(Saved entries)
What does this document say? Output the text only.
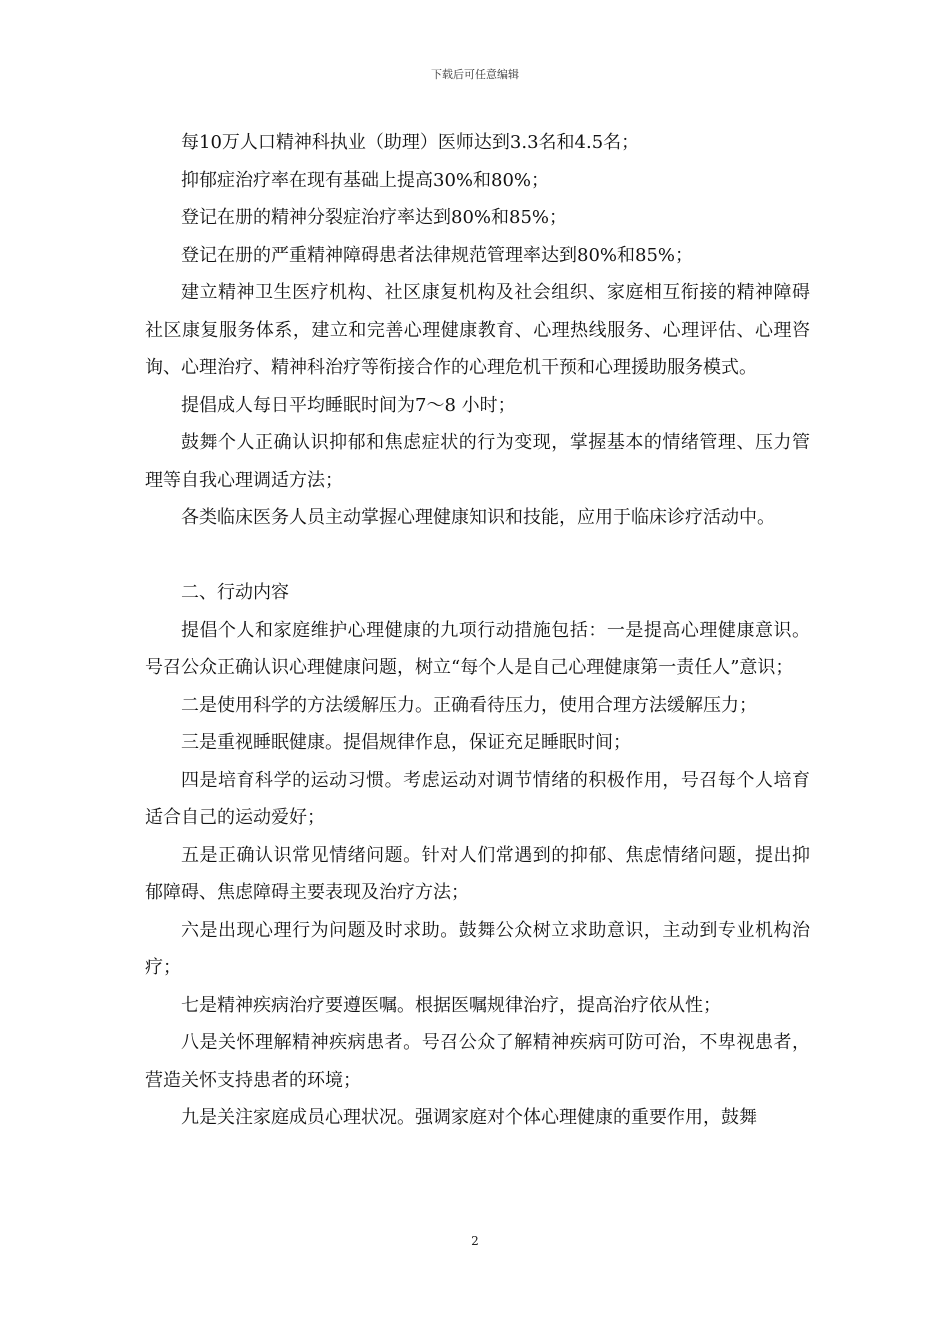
下载后可任意编辑

每10万人口精神科执业（助理）医师达到3.3名和4.5名；

抑郁症治疗率在现有基础上提高30%和80%；

登记在册的精神分裂症治疗率达到80%和85%；

登记在册的严重精神障碍患者法律规范管理率达到80%和85%；

建立精神卫生医疗机构、社区康复机构及社会组织、家庭相互衔接的精神障碍社区康复服务体系，建立和完善心理健康教育、心理热线服务、心理评估、心理咨询、心理治疗、精神科治疗等衔接合作的心理危机干预和心理援助服务模式。

提倡成人每日平均睡眠时间为7～8 小时；

鼓舞个人正确认识抑郁和焦虑症状的行为变现，掌握基本的情绪管理、压力管理等自我心理调适方法；

各类临床医务人员主动掌握心理健康知识和技能，应用于临床诊疗活动中。

二、行动内容

提倡个人和家庭维护心理健康的九项行动措施包括：一是提高心理健康意识。号召公众正确认识心理健康问题，树立“每个人是自己心理健康第一责任人”意识；

二是使用科学的方法缓解压力。正确看待压力，使用合理方法缓解压力；

三是重视睡眠健康。提倡规律作息，保证充足睡眠时间；

四是培育科学的运动习惯。考虑运动对调节情绪的积极作用，号召每个人培育适合自己的运动爱好；

五是正确认识常见情绪问题。针对人们常遇到的抑郁、焦虑情绪问题，提出抑郁障碍、焦虑障碍主要表现及治疗方法；

六是出现心理行为问题及时求助。鼓舞公众树立求助意识，主动到专业机构治疗；

七是精神疾病治疗要遵医嘱。根据医嘱规律治疗，提高治疗依从性；

八是关怀理解精神疾病患者。号召公众了解精神疾病可防可治，不卑视患者，营造关怀支持患者的环境；

九是关注家庭成员心理状况。强调家庭对个体心理健康的重要作用，鼓舞

2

#### AIM OF THE TASK:
Give the material again exactly as it is, but keep the pictures out.

#### ANSWER TO THE TASK:
What does this document say? Output the text only.
下载后可任意编辑

每10万人口精神科执业（助理）医师达到3.3名和4.5名；

抑郁症治疗率在现有基础上提高30%和80%；

登记在册的精神分裂症治疗率达到80%和85%；

登记在册的严重精神障碍患者法律规范管理率达到80%和85%；

建立精神卫生医疗机构、社区康复机构及社会组织、家庭相互衔接的精神障碍社区康复服务体系，建立和完善心理健康教育、心理热线服务、心理评估、心理咨询、心理治疗、精神科治疗等衔接合作的心理危机干预和心理援助服务模式。

提倡成人每日平均睡眠时间为7～8 小时；

鼓舞个人正确认识抑郁和焦虑症状的行为变现，掌握基本的情绪管理、压力管理等自我心理调适方法；

各类临床医务人员主动掌握心理健康知识和技能，应用于临床诊疗活动中。

二、行动内容

提倡个人和家庭维护心理健康的九项行动措施包括：一是提高心理健康意识。号召公众正确认识心理健康问题，树立“每个人是自己心理健康第一责任人”意识；

二是使用科学的方法缓解压力。正确看待压力，使用合理方法缓解压力；

三是重视睡眠健康。提倡规律作息，保证充足睡眠时间；

四是培育科学的运动习惯。考虑运动对调节情绪的积极作用，号召每个人培育适合自己的运动爱好；

五是正确认识常见情绪问题。针对人们常遇到的抑郁、焦虑情绪问题，提出抑郁障碍、焦虑障碍主要表现及治疗方法；

六是出现心理行为问题及时求助。鼓舞公众树立求助意识，主动到专业机构治疗；

七是精神疾病治疗要遵医嘱。根据医嘱规律治疗，提高治疗依从性；

八是关怀理解精神疾病患者。号召公众了解精神疾病可防可治，不卑视患者，营造关怀支持患者的环境；

九是关注家庭成员心理状况。强调家庭对个体心理健康的重要作用，鼓舞

2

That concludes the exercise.